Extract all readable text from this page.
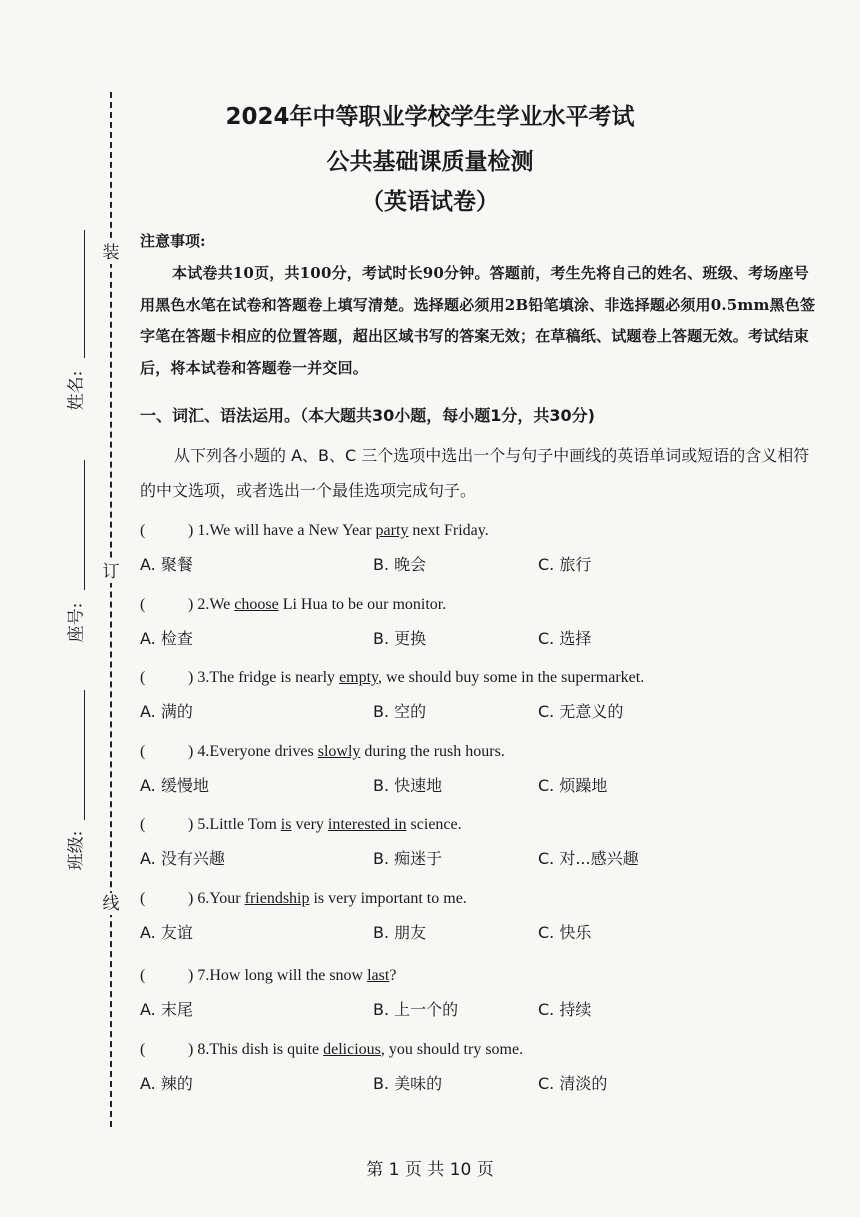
装
订
线
姓名:
座号:
班级:
2024年中等职业学校学生学业水平考试
公共基础课质量检测
（英语试卷）
注意事项:
本试卷共10页，共100分，考试时长90分钟。答题前，考生先将自己的姓名、班级、考场座号用黑色水笔在试卷和答题卷上填写清楚。选择题必须用2B铅笔填涂、非选择题必须用0.5mm黑色签字笔在答题卡相应的位置答题，超出区域书写的答案无效；在草稿纸、试题卷上答题无效。考试结束后，将本试卷和答题卷一并交回。
一、词汇、语法运用。（本大题共30小题，每小题1分，共30分)
从下列各小题的 A、B、C 三个选项中选出一个与句子中画线的英语单词或短语的含义相符的中文选项，或者选出一个最佳选项完成句子。
(	) 1.We will have a New Year party next Friday.
A. 聚餐	B. 晚会	C. 旅行
(	) 2.We choose Li Hua to be our monitor.
A. 检查	B. 更换	C. 选择
(	) 3.The fridge is nearly empty, we should buy some in the supermarket.
A. 满的	B. 空的	C. 无意义的
(	) 4.Everyone drives slowly during the rush hours.
A. 缓慢地	B. 快速地	C. 烦躁地
(	) 5.Little Tom is very interested in science.
A. 没有兴趣	B. 痴迷于	C. 对...感兴趣
(	) 6.Your friendship is very important to me.
A. 友谊	B. 朋友	C. 快乐
(	) 7.How long will the snow last?
A. 末尾	B. 上一个的	C. 持续
(	) 8.This dish is quite delicious, you should try some.
A. 辣的	B. 美味的	C. 清淡的
第 1 页 共 10 页
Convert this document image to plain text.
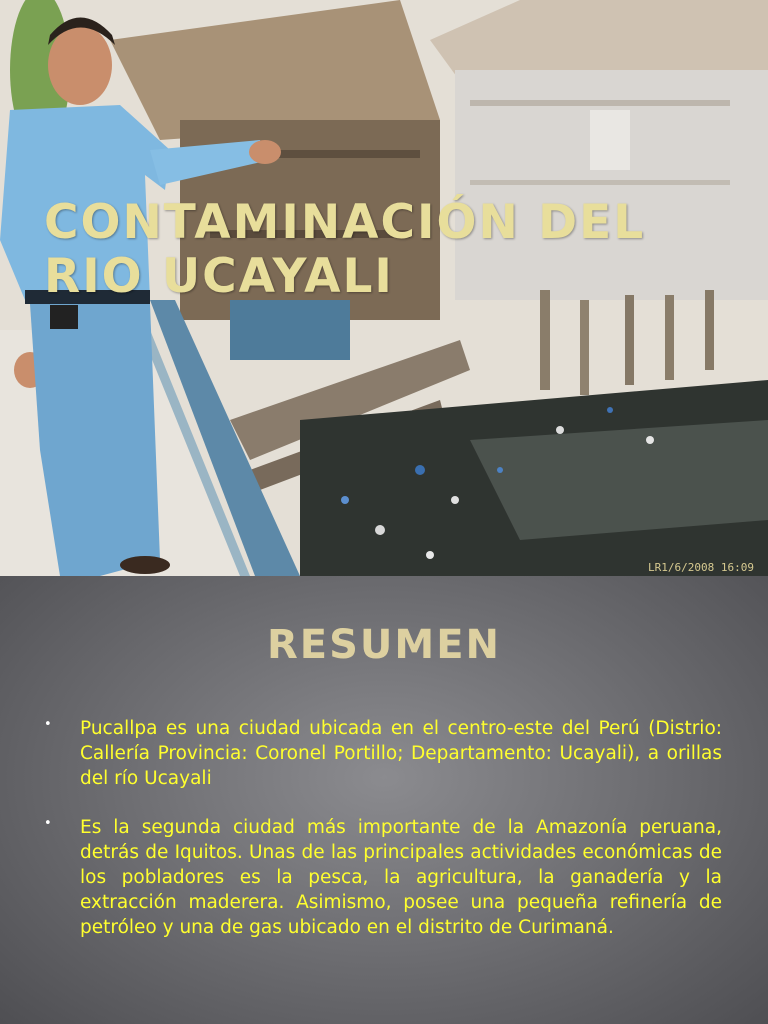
CONTAMINACIÓN DEL
RIO UCAYALI
LR1/6/2008 16:09
RESUMEN
• Pucallpa es una ciudad ubicada en el centro-este del Perú (Distrio: Callería Provincia: Coronel Portillo; Departamento: Ucayali), a orillas del río Ucayali
• Es la segunda ciudad más importante de la Amazonía peruana, detrás de Iquitos. Unas de las principales actividades económicas de los pobladores es la pesca, la agricultura, la ganadería y la extracción maderera. Asimismo, posee una pequeña refinería de petróleo y una de gas ubicado en el distrito de Curimaná.
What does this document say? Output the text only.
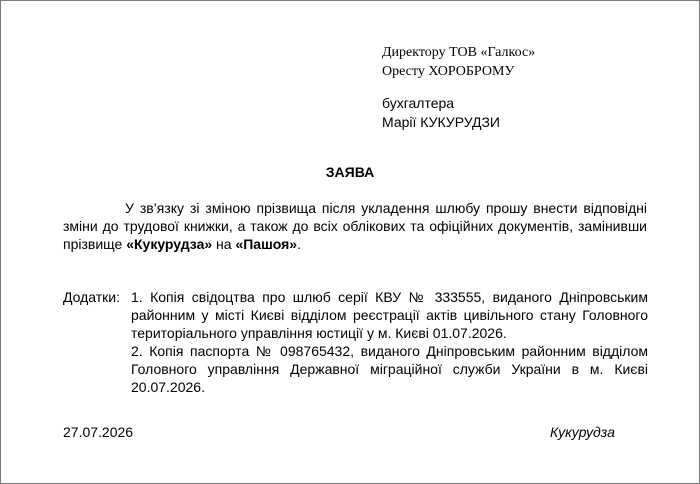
Директору ТОВ «Галкос»
Оресту ХОРОБРОМУ
бухгалтера
Марії КУКУРУДЗИ
ЗАЯВА
У зв’язку зі зміною прізвища після укладення шлюбу прошу внести відповідні зміни до трудової книжки, а також до всіх облікових та офіційних документів, замінивши прізвище «Кукурудза» на «Пашоя».
Додатки: 1. Копія свідоцтва про шлюб серії КВУ № 333555, виданого Дніпровським районним у місті Києві відділом реєстрації актів цивільного стану Головного територіального управління юстиції у м. Києві 01.07.2026.

2. Копія паспорта № 098765432, виданого Дніпровським районним відділом Головного управління Державної міграційної служби України в м. Києві 20.07.2026.

27.07.2026	Кукурудза
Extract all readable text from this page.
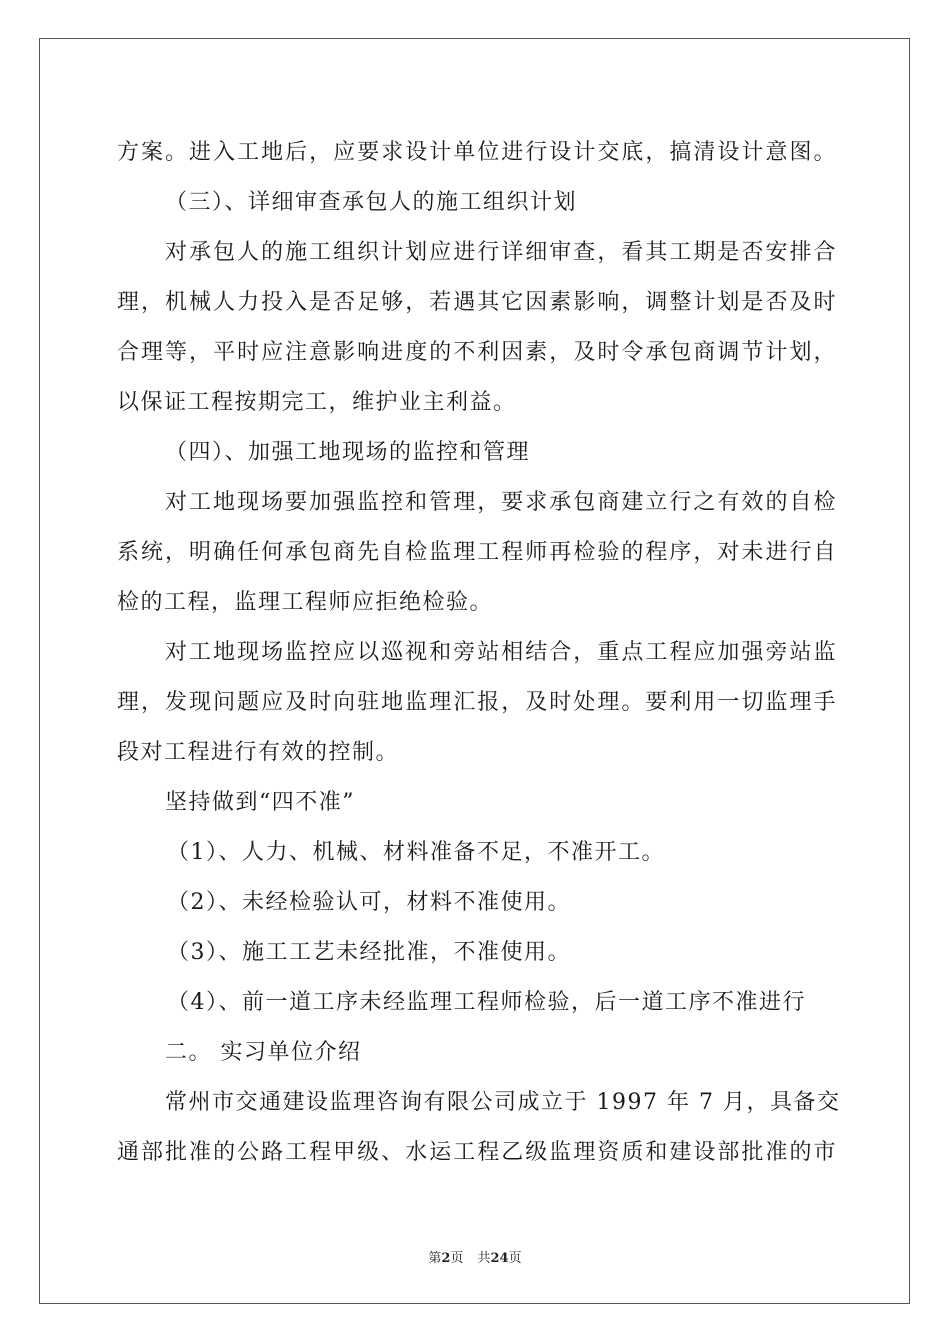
方案。进入工地后，应要求设计单位进行设计交底，搞清设计意图。
（三）、详细审查承包人的施工组织计划
对承包人的施工组织计划应进行详细审查，看其工期是否安排合
理，机械人力投入是否足够，若遇其它因素影响，调整计划是否及时
合理等，平时应注意影响进度的不利因素，及时令承包商调节计划，
以保证工程按期完工，维护业主利益。
（四）、加强工地现场的监控和管理
对工地现场要加强监控和管理，要求承包商建立行之有效的自检
系统，明确任何承包商先自检监理工程师再检验的程序，对未进行自
检的工程，监理工程师应拒绝检验。
对工地现场监控应以巡视和旁站相结合，重点工程应加强旁站监
理，发现问题应及时向驻地监理汇报，及时处理。要利用一切监理手
段对工程进行有效的控制。
坚持做到“四不准”
（1）、人力、机械、材料准备不足，不准开工。
（2）、未经检验认可，材料不准使用。
（3）、施工工艺未经批准，不准使用。
（4）、前一道工序未经监理工程师检验，后一道工序不准进行
二。 实习单位介绍
常州市交通建设监理咨询有限公司成立于 1997 年 7 月，具备交
通部批准的公路工程甲级、水运工程乙级监理资质和建设部批准的市
第2页 共24页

■ ■ ■ ■ ■

What you have to do: Go through the records and gather the lines that hold "should".

Complete response:
(	) 3.The fridge is nearly empty, we should buy some in the supermarket.
(	) 8.This dish is quite delicious, you should try some.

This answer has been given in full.